Set exercise — Exactly as they appear, output all of the entries.

Input material —
----

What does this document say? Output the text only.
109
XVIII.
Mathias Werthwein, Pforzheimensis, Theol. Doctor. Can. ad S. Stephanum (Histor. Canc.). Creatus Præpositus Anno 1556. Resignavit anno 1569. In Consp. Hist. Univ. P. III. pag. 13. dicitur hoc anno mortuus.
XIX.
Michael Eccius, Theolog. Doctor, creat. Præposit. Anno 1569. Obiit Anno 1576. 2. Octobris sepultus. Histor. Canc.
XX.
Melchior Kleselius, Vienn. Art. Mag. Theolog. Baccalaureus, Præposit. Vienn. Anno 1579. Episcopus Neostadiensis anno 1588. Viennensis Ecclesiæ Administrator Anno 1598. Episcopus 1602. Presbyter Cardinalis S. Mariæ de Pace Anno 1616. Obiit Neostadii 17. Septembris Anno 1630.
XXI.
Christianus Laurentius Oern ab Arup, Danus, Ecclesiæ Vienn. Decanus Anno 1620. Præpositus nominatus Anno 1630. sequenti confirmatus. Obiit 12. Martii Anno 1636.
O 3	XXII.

----

Correct result —
What does this document say? Output the text only.
109
XVIII.
Mathias Werthwein, Pforzheimensis, Theol. Doctor. Can. ad S. Stephanum (Histor. Canc.). Creatus Præpositus Anno 1556. Resignavit anno 1569. In Consp. Hist. Univ. P. III. pag. 13. dicitur hoc anno mortuus.
XIX.
Michael Eccius, Theolog. Doctor, creat. Præposit. Anno 1569. Obiit Anno 1576. 2. Octobris sepultus. Histor. Canc.
XX.
Melchior Kleselius, Vienn. Art. Mag. Theolog. Baccalaureus, Præposit. Vienn. Anno 1579. Episcopus Neostadiensis anno 1588. Viennensis Ecclesiæ Administrator Anno 1598. Episcopus 1602. Presbyter Cardinalis S. Mariæ de Pace Anno 1616. Obiit Neostadii 17. Septembris Anno 1630.
XXI.
Christianus Laurentius Oern ab Arup, Danus, Ecclesiæ Vienn. Decanus Anno 1620. Præpositus nominatus Anno 1630. sequenti confirmatus. Obiit 12. Martii Anno 1636.
O 3	XXII.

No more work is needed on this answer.